[Task details] Please return every entry below exactly as written, without any of its pictures.

[Page image transcription data]
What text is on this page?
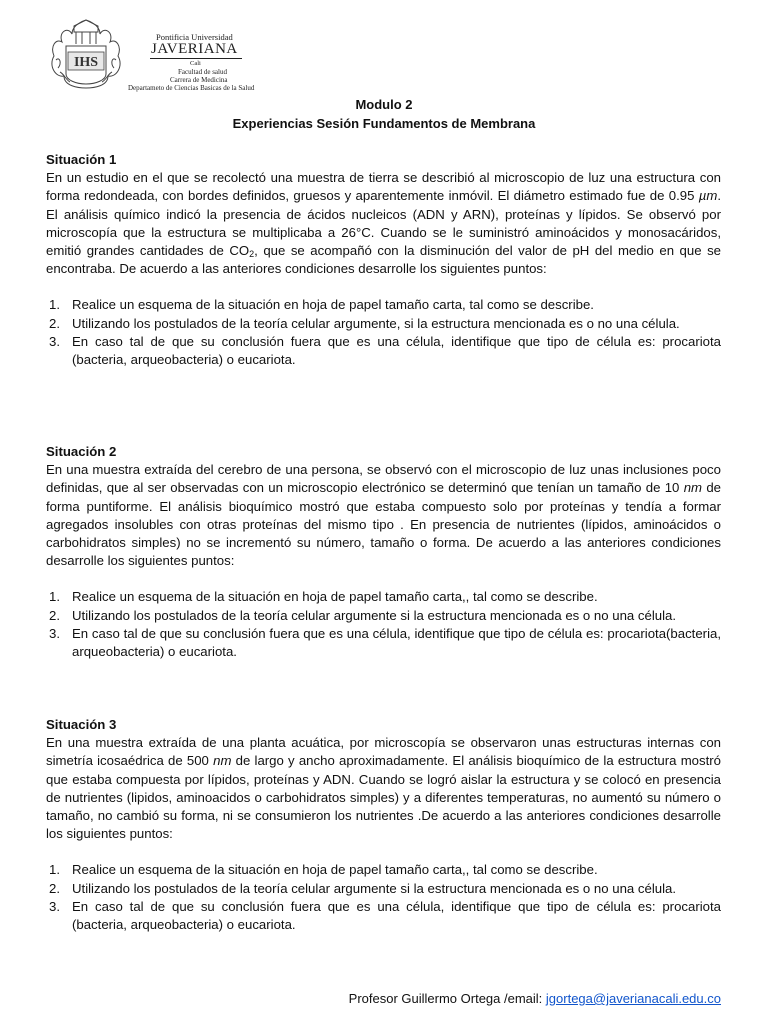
IHS
Pontificia Universidad
JAVERIANA
Cali
Facultad de salud
Carrera de Medicina
Departameto de Ciencias Basicas de la Salud
Modulo 2
Experiencias Sesión Fundamentos de Membrana
Situación 1
En un estudio en el que se recolectó una muestra de tierra se describió al microscopio de luz una estructura con forma redondeada, con bordes definidos, gruesos y aparentemente inmóvil. El diámetro estimado fue de 0.95 µm. El análisis químico indicó la presencia de ácidos nucleicos (ADN y ARN), proteínas y lípidos. Se observó por microscopía que la estructura se multiplicaba a 26°C. Cuando se le suministró aminoácidos y monosacáridos, emitió grandes cantidades de $CO_2$, que se acompañó con la disminución del valor de pH del medio en que se encontraba. De acuerdo a las anteriores condiciones desarrolle los siguientes puntos:
1. Realice un esquema de la situación en hoja de papel tamaño carta, tal como se describe.
2. Utilizando los postulados de la teoría celular argumente, si la estructura mencionada es o no una célula.
3. En caso tal de que su conclusión fuera que es una célula, identifique que tipo de célula es: procariota (bacteria, arqueobacteria) o eucariota.
Situación 2
En una muestra extraída del cerebro de una persona, se observó con el microscopio de luz unas inclusiones poco definidas, que al ser observadas con un microscopio electrónico se determinó que tenían un tamaño de 10 nm de forma puntiforme. El análisis bioquímico mostró que estaba compuesto solo por proteínas y tendía a formar agregados insolubles con otras proteínas del mismo tipo . En presencia de nutrientes (lípidos, aminoácidos o carbohidratos simples) no se incrementó su número, tamaño o forma. De acuerdo a las anteriores condiciones desarrolle los siguientes puntos:
1. Realice un esquema de la situación en hoja de papel tamaño carta,, tal como se describe.
2. Utilizando los postulados de la teoría celular argumente si la estructura mencionada es o no una célula.
3. En caso tal de que su conclusión fuera que es una célula, identifique que tipo de célula es: procariota(bacteria, arqueobacteria) o eucariota.
Situación 3
En una muestra extraída de una planta acuática, por microscopía se observaron unas estructuras internas con simetría icosaédrica de 500 nm de largo y ancho aproximadamente. El análisis bioquímico de la estructura mostró que estaba compuesta por lípidos, proteínas y ADN. Cuando se logró aislar la estructura y se colocó en presencia de nutrientes (lipidos, aminoacidos o carbohidratos simples) y a diferentes temperaturas, no aumentó su número o tamaño, no cambió su forma, ni se consumieron los nutrientes .De acuerdo a las anteriores condiciones desarrolle los siguientes puntos:
1. Realice un esquema de la situación en hoja de papel tamaño carta,, tal como se describe.
2. Utilizando los postulados de la teoría celular argumente si la estructura mencionada es o no una célula.
3. En caso tal de que su conclusión fuera que es una célula, identifique que tipo de célula es: procariota (bacteria, arqueobacteria) o eucariota.
Profesor Guillermo Ortega /email: jgortega@javerianacali.edu.co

[Reply to the exercise]
What text is on this page?
IHS
Pontificia Universidad
JAVERIANA
Cali
Facultad de salud
Carrera de Medicina
Departameto de Ciencias Basicas de la Salud
Modulo 2
Experiencias Sesión Fundamentos de Membrana
Situación 1
En un estudio en el que se recolectó una muestra de tierra se describió al microscopio de luz una estructura con forma redondeada, con bordes definidos, gruesos y aparentemente inmóvil. El diámetro estimado fue de 0.95 µm. El análisis químico indicó la presencia de ácidos nucleicos (ADN y ARN), proteínas y lípidos. Se observó por microscopía que la estructura se multiplicaba a 26°C. Cuando se le suministró aminoácidos y monosacáridos, emitió grandes cantidades de $CO_2$, que se acompañó con la disminución del valor de pH del medio en que se encontraba. De acuerdo a las anteriores condiciones desarrolle los siguientes puntos:
1. Realice un esquema de la situación en hoja de papel tamaño carta, tal como se describe.
2. Utilizando los postulados de la teoría celular argumente, si la estructura mencionada es o no una célula.
3. En caso tal de que su conclusión fuera que es una célula, identifique que tipo de célula es: procariota (bacteria, arqueobacteria) o eucariota.
Situación 2
En una muestra extraída del cerebro de una persona, se observó con el microscopio de luz unas inclusiones poco definidas, que al ser observadas con un microscopio electrónico se determinó que tenían un tamaño de 10 nm de forma puntiforme. El análisis bioquímico mostró que estaba compuesto solo por proteínas y tendía a formar agregados insolubles con otras proteínas del mismo tipo . En presencia de nutrientes (lípidos, aminoácidos o carbohidratos simples) no se incrementó su número, tamaño o forma. De acuerdo a las anteriores condiciones desarrolle los siguientes puntos:
1. Realice un esquema de la situación en hoja de papel tamaño carta,, tal como se describe.
2. Utilizando los postulados de la teoría celular argumente si la estructura mencionada es o no una célula.
3. En caso tal de que su conclusión fuera que es una célula, identifique que tipo de célula es: procariota(bacteria, arqueobacteria) o eucariota.
Situación 3
En una muestra extraída de una planta acuática, por microscopía se observaron unas estructuras internas con simetría icosaédrica de 500 nm de largo y ancho aproximadamente. El análisis bioquímico de la estructura mostró que estaba compuesta por lípidos, proteínas y ADN. Cuando se logró aislar la estructura y se colocó en presencia de nutrientes (lipidos, aminoacidos o carbohidratos simples) y a diferentes temperaturas, no aumentó su número o tamaño, no cambió su forma, ni se consumieron los nutrientes .De acuerdo a las anteriores condiciones desarrolle los siguientes puntos:
1. Realice un esquema de la situación en hoja de papel tamaño carta,, tal como se describe.
2. Utilizando los postulados de la teoría celular argumente si la estructura mencionada es o no una célula.
3. En caso tal de que su conclusión fuera que es una célula, identifique que tipo de célula es: procariota (bacteria, arqueobacteria) o eucariota.
Profesor Guillermo Ortega /email: jgortega@javerianacali.edu.co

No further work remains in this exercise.